Task material section start

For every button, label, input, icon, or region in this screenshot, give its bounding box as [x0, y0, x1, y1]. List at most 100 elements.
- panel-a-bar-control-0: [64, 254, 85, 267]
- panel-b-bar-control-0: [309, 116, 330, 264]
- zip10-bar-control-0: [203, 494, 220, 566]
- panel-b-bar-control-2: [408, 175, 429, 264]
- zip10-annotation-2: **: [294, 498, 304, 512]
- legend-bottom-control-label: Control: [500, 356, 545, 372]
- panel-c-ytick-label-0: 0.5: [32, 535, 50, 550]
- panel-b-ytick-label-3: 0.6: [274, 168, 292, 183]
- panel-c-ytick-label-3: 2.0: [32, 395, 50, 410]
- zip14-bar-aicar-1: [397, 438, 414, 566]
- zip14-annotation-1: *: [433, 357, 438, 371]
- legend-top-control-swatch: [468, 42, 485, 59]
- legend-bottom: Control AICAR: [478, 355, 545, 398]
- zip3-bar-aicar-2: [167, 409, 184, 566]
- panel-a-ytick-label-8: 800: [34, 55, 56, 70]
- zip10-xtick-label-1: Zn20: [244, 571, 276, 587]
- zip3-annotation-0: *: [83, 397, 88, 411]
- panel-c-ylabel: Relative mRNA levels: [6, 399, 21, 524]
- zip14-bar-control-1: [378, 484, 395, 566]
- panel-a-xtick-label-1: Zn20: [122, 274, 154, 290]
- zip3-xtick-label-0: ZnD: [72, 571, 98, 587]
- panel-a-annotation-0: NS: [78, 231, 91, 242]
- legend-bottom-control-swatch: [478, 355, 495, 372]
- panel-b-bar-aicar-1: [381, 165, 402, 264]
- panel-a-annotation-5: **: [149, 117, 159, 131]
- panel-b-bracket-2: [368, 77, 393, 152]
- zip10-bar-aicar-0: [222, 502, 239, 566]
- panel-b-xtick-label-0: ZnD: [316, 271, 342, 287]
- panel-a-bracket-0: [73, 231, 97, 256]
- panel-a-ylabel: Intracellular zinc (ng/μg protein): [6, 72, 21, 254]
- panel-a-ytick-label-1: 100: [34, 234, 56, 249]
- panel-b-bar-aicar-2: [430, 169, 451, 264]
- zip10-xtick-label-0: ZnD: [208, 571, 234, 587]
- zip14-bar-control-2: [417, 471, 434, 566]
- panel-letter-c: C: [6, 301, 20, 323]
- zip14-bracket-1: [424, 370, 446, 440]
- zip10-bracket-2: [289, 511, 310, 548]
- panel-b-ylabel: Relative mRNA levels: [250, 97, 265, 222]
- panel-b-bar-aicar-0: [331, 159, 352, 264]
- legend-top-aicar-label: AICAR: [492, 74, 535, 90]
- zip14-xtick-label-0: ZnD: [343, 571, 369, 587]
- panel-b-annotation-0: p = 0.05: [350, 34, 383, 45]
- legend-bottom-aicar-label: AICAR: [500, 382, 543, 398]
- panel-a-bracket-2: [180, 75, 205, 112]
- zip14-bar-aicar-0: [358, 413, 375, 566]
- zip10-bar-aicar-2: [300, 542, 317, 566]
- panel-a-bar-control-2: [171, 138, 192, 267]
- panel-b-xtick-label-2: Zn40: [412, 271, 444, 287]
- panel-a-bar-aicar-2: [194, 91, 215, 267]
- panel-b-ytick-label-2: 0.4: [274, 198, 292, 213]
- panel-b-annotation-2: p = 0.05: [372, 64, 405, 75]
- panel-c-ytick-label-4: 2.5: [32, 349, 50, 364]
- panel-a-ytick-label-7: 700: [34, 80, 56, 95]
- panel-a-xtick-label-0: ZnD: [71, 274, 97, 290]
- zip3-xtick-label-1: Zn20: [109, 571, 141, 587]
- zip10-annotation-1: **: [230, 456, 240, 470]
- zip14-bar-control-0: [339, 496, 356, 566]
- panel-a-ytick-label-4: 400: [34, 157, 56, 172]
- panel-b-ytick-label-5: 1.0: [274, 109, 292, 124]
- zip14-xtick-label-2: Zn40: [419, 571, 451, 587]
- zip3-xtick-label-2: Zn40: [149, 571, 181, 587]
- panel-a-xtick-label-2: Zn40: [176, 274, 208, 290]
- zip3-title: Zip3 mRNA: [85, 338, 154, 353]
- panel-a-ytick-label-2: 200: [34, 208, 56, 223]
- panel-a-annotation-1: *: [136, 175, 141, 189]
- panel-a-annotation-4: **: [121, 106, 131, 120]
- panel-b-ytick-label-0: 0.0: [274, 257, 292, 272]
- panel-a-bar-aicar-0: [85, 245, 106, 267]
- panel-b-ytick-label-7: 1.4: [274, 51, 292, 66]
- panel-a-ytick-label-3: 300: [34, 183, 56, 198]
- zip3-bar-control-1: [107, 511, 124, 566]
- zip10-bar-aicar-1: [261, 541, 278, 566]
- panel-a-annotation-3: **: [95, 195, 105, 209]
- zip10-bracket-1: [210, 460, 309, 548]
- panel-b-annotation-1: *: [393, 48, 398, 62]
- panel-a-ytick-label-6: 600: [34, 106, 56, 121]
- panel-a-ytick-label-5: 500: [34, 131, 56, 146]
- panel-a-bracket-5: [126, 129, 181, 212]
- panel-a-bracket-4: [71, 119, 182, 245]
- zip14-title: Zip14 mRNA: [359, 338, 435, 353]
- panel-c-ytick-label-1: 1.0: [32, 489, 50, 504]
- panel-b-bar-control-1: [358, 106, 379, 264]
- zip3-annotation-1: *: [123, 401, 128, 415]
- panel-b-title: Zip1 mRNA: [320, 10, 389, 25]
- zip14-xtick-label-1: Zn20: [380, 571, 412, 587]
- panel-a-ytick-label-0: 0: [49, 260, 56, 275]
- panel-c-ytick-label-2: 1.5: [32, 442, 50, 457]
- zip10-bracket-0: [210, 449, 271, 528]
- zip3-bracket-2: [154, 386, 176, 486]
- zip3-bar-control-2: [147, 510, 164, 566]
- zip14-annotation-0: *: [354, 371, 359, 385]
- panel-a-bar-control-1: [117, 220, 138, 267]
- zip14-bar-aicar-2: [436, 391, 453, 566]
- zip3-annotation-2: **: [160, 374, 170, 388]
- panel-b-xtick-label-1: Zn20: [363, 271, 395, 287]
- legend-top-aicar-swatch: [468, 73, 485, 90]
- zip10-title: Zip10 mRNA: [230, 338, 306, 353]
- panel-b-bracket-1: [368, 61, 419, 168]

Task material section end
Task material section start

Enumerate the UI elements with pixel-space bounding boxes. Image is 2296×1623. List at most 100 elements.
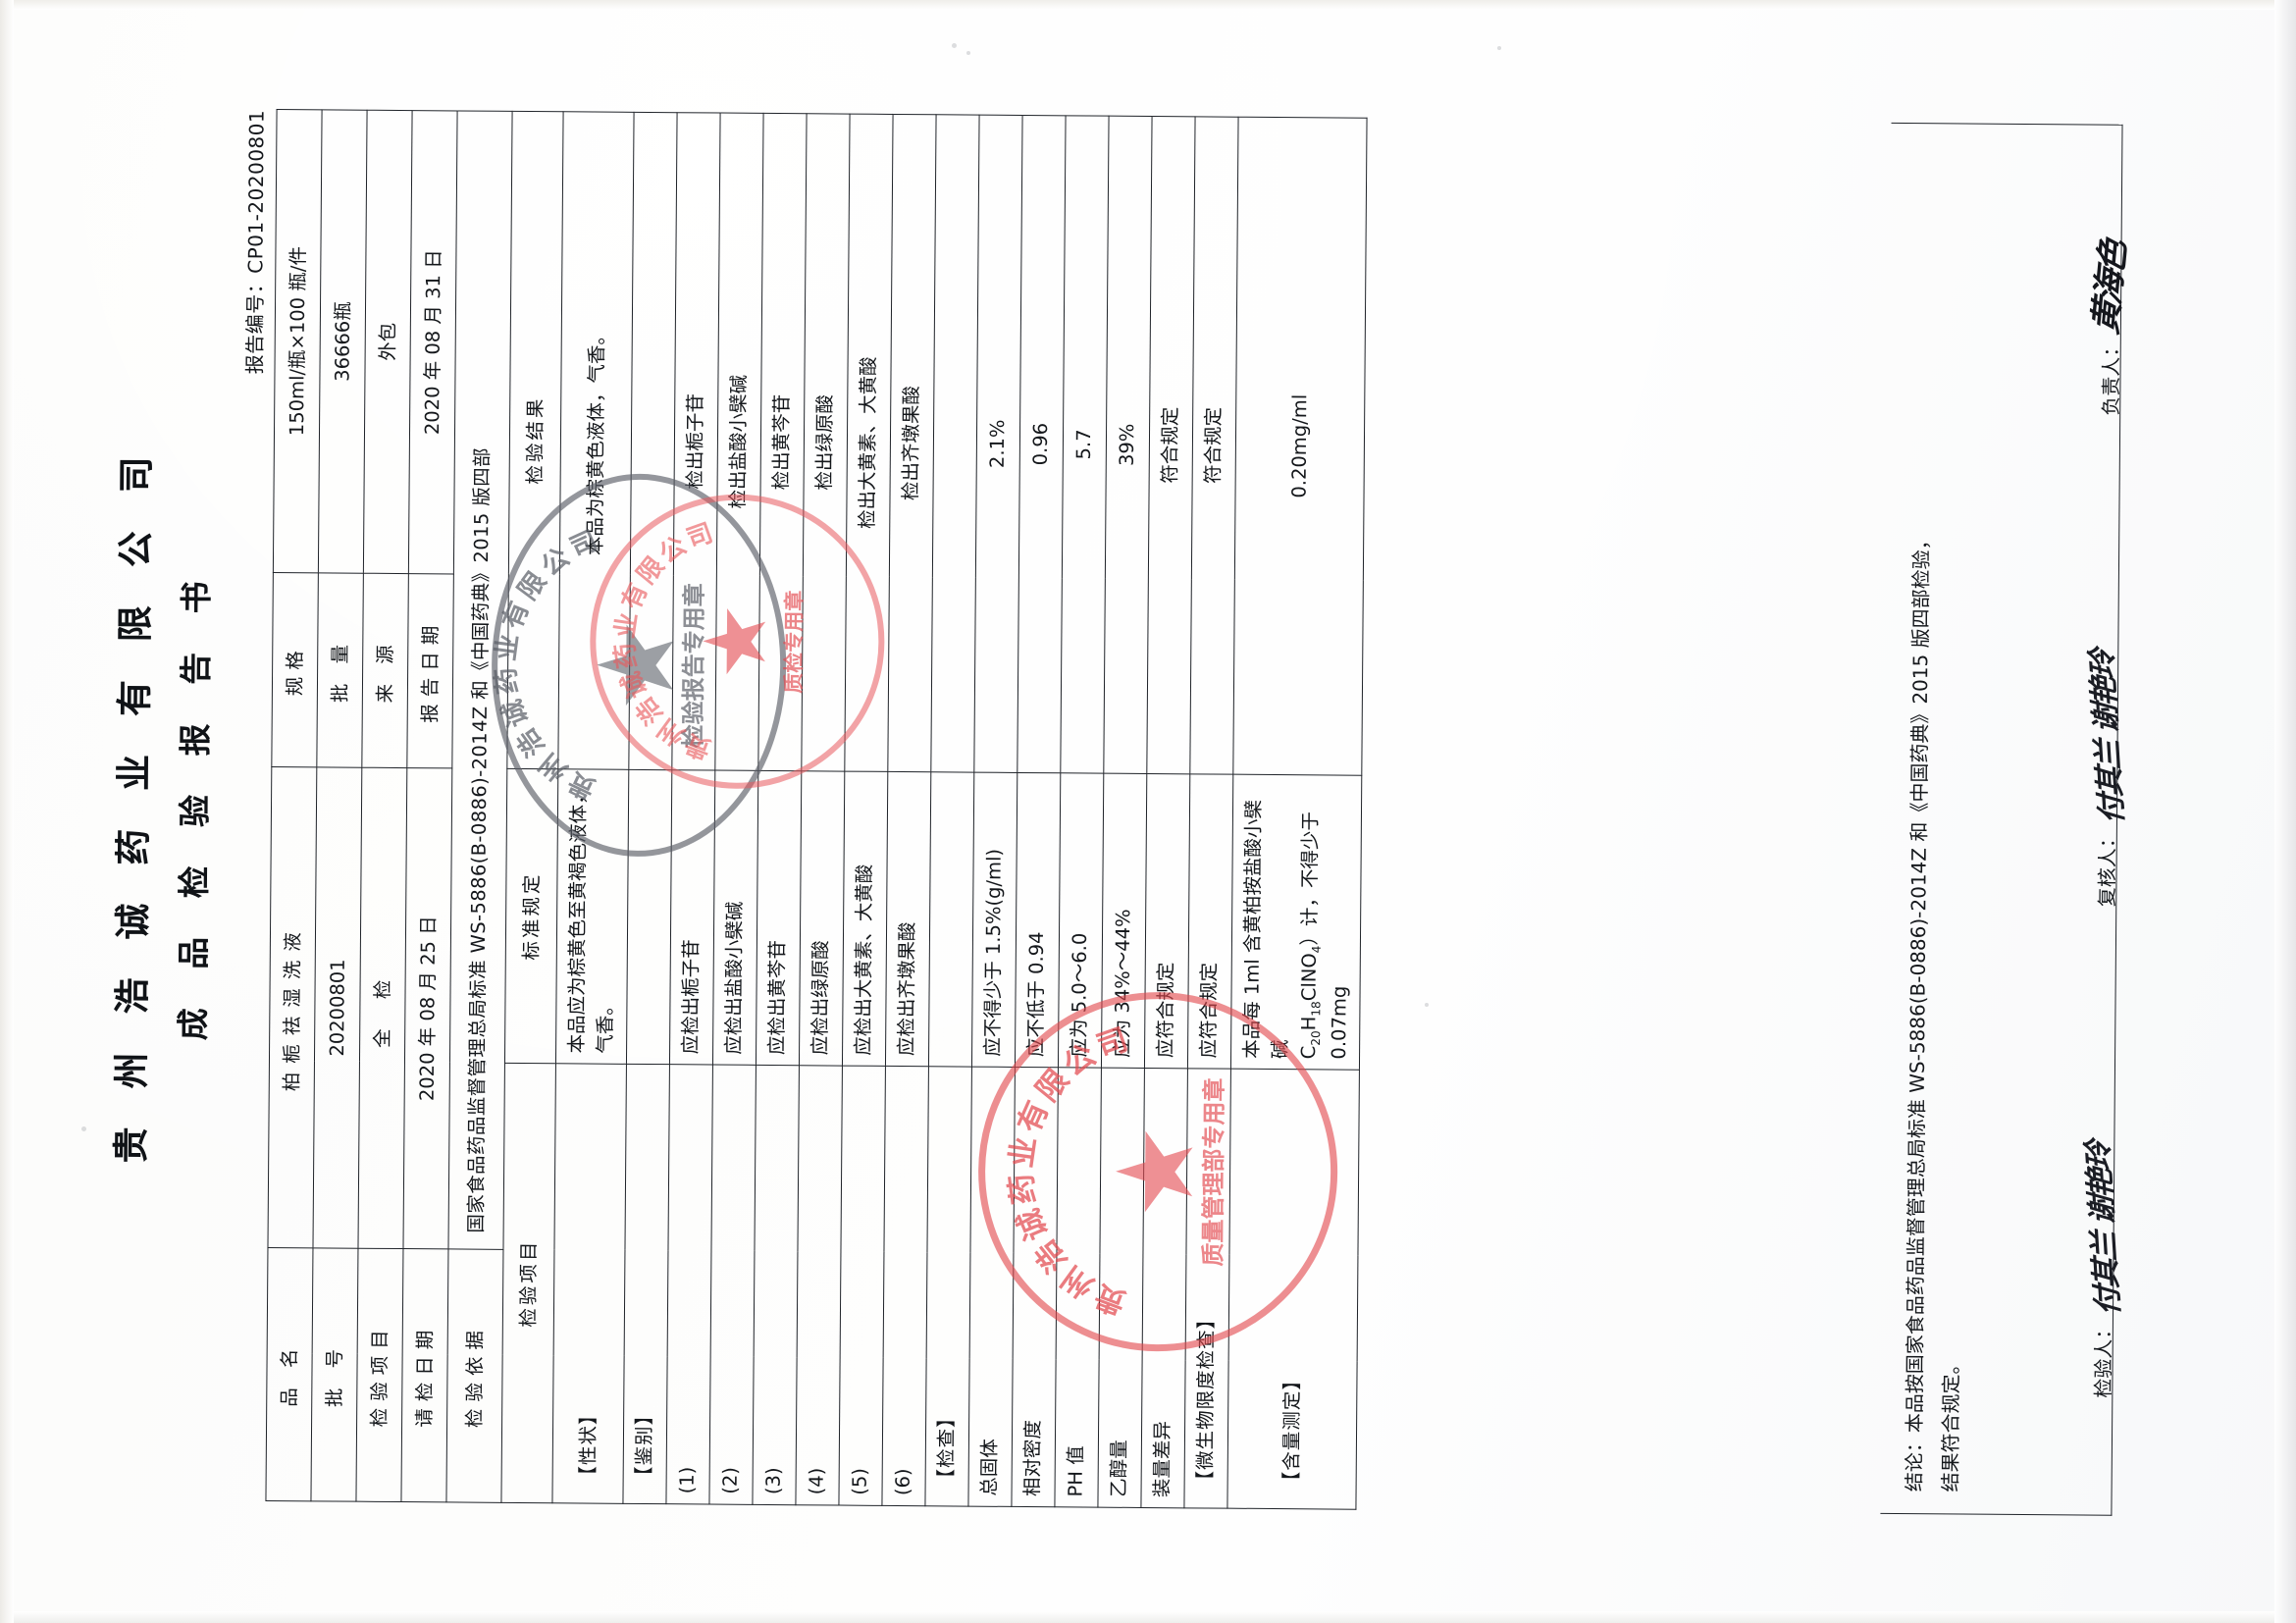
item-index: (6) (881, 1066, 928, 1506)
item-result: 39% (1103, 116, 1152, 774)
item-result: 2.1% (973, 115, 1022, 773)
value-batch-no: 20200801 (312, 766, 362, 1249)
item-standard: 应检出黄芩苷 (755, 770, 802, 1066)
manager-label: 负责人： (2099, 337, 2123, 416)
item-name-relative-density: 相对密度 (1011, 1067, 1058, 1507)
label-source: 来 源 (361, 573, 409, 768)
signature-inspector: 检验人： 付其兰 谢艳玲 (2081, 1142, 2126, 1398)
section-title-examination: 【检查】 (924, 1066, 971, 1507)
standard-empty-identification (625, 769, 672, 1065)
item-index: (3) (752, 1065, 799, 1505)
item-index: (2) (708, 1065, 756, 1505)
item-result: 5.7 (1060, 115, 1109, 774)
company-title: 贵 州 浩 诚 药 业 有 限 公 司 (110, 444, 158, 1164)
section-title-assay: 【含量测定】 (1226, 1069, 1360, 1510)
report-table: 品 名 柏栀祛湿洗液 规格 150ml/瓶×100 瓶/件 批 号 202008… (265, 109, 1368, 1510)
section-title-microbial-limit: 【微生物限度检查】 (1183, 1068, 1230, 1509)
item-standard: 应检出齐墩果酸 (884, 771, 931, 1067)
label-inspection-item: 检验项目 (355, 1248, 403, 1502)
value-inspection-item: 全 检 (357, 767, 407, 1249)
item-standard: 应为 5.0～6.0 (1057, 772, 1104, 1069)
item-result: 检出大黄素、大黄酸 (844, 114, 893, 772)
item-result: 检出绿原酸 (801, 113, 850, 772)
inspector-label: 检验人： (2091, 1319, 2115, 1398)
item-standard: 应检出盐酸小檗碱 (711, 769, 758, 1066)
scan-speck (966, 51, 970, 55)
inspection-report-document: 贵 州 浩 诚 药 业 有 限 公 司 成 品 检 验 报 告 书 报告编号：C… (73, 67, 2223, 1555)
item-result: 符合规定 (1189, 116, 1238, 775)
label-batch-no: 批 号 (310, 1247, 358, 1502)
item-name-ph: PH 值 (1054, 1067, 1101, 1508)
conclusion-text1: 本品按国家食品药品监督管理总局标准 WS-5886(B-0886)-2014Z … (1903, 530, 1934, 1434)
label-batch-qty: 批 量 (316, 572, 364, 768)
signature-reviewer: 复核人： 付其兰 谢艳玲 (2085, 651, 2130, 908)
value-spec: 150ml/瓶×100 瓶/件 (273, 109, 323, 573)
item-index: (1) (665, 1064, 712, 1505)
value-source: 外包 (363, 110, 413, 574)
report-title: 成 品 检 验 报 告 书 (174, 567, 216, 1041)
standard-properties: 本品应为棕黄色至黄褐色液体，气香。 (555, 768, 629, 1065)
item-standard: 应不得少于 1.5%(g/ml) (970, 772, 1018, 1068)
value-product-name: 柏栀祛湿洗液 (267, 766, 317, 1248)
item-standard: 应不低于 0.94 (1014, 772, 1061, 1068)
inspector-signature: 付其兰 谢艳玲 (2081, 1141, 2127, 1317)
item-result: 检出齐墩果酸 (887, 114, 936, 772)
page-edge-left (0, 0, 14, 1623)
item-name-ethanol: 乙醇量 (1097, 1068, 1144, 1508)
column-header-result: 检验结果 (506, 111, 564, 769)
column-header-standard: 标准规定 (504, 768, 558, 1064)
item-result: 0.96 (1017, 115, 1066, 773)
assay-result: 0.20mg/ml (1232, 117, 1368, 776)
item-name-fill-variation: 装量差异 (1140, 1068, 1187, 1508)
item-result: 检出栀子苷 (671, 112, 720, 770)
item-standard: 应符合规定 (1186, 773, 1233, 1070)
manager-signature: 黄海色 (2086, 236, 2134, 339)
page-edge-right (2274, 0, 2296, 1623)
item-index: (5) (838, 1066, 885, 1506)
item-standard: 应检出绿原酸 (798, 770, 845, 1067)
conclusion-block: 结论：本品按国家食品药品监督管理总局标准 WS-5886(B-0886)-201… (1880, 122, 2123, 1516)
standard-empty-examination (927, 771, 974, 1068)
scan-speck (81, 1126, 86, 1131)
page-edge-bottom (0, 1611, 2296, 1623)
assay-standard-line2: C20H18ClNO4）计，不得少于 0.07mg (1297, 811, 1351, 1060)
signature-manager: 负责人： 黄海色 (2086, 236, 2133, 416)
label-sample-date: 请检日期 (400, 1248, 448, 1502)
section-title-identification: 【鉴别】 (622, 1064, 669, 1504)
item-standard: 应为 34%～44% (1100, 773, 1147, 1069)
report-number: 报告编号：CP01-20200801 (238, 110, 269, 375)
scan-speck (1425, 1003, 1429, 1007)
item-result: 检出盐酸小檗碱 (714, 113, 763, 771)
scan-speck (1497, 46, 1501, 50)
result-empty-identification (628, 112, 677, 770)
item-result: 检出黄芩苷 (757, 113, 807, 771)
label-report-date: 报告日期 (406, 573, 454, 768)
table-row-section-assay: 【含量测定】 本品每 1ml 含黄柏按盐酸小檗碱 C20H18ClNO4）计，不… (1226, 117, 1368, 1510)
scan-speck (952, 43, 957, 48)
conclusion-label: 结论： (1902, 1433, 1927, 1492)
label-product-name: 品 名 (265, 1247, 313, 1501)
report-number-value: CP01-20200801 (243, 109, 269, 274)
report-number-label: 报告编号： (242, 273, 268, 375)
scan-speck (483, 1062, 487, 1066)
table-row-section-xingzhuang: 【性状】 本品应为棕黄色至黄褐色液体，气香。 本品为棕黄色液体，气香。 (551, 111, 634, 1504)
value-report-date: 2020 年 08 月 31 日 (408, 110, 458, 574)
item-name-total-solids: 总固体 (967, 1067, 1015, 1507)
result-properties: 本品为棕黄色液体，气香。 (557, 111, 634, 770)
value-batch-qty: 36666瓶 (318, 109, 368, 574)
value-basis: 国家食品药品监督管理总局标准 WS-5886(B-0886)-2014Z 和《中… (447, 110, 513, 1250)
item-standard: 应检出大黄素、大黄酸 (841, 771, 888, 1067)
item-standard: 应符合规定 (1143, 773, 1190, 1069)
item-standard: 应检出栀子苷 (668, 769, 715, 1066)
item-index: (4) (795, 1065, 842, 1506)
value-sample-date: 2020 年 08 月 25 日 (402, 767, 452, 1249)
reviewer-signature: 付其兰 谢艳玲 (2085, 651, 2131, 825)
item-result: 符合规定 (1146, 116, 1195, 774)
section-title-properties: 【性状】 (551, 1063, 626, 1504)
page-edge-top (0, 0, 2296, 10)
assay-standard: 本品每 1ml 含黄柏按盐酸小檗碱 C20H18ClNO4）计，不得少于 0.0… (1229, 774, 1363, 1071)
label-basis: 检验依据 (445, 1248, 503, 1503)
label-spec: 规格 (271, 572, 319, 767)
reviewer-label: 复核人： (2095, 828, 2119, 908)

Task material section end

If a line in the records above has the word "ylabel", copy it.

**Response area**
- panel-c-ylabel: Relative mRNA levels: [6, 399, 21, 524]
- panel-a-ylabel: Intracellular zinc (ng/μg protein): [6, 72, 21, 254]
- panel-b-ylabel: Relative mRNA levels: [250, 97, 265, 222]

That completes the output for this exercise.